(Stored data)
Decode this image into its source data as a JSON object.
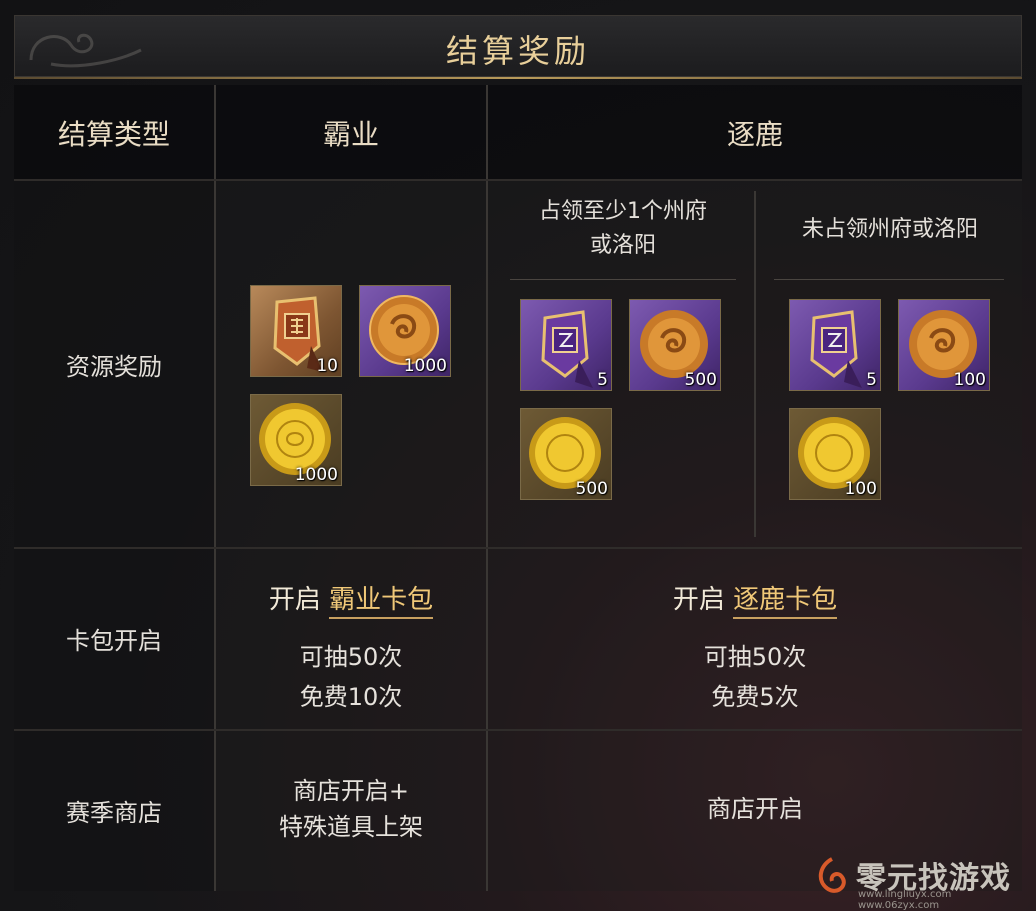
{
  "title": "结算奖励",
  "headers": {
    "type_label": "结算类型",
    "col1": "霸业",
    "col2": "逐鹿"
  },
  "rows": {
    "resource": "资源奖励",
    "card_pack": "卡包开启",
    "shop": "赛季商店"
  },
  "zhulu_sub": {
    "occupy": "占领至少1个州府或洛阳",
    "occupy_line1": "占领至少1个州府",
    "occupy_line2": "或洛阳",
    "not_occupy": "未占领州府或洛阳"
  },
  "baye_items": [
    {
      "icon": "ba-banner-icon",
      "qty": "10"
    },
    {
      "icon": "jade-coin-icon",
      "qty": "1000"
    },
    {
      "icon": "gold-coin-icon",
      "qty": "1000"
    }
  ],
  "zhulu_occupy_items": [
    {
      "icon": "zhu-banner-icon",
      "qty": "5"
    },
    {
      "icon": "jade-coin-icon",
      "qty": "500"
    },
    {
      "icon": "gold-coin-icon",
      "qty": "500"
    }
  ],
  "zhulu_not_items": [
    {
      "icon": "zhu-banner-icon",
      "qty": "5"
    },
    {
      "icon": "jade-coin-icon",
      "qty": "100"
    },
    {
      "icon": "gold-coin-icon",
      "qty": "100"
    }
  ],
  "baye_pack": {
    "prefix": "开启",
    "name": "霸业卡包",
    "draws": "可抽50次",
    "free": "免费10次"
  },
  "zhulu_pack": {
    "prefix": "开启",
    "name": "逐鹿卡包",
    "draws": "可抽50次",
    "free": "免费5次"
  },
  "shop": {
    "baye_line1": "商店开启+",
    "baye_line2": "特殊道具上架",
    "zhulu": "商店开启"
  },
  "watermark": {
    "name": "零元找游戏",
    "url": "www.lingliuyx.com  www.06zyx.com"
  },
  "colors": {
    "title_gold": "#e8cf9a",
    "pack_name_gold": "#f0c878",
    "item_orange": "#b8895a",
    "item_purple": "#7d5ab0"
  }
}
...
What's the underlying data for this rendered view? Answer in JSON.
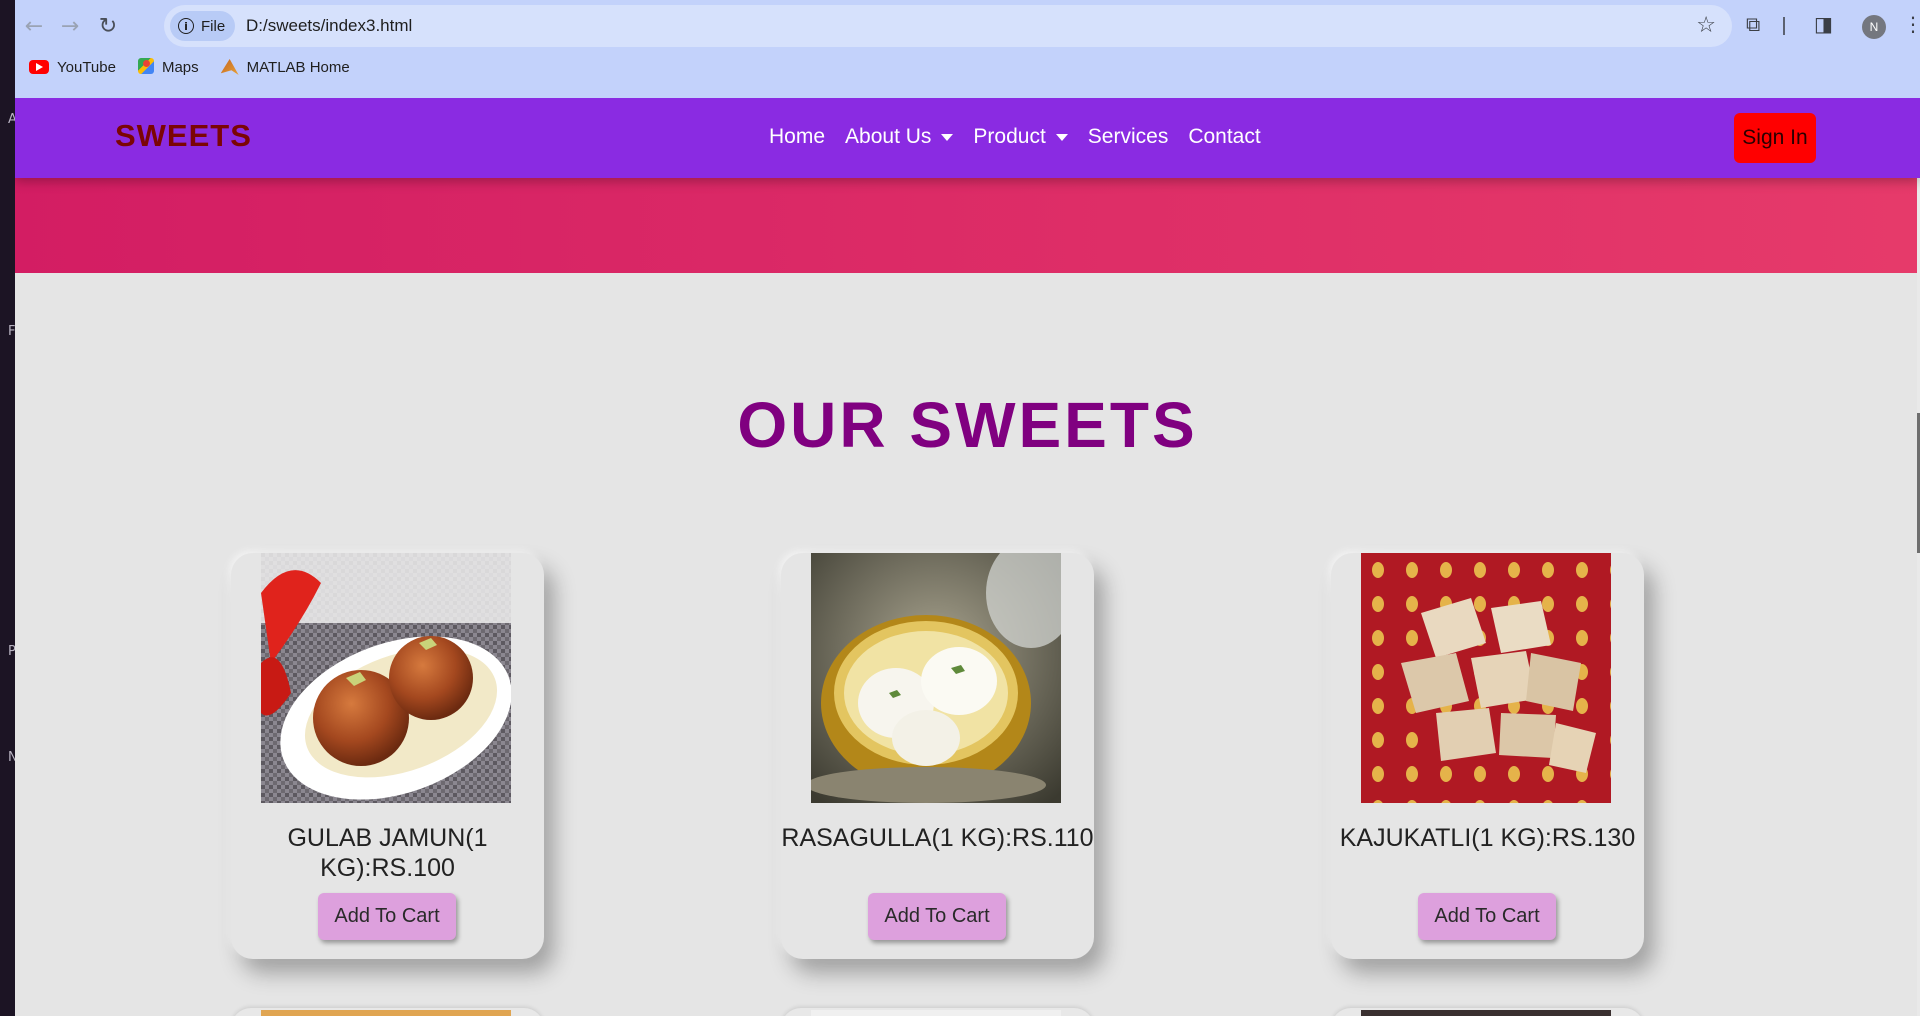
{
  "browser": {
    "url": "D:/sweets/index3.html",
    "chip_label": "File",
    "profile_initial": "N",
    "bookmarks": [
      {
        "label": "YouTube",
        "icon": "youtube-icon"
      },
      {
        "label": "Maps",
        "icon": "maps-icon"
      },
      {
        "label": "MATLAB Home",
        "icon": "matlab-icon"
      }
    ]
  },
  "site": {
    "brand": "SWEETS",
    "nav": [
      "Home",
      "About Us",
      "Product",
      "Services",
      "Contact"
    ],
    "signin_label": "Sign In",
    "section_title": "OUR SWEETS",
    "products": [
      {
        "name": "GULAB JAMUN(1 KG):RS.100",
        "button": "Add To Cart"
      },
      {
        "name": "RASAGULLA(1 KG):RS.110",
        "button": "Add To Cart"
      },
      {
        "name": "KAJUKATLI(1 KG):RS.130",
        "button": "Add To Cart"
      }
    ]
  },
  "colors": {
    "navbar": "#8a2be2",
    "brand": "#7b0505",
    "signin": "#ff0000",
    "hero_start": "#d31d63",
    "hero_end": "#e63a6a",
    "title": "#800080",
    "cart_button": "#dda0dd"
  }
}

■ Exercise aim
Look through the entries and return every line where "this" appears.

■ The result
Decode this image into its source data as a JSON object.
What's the underlying data for this rendered view? Answer in JSON.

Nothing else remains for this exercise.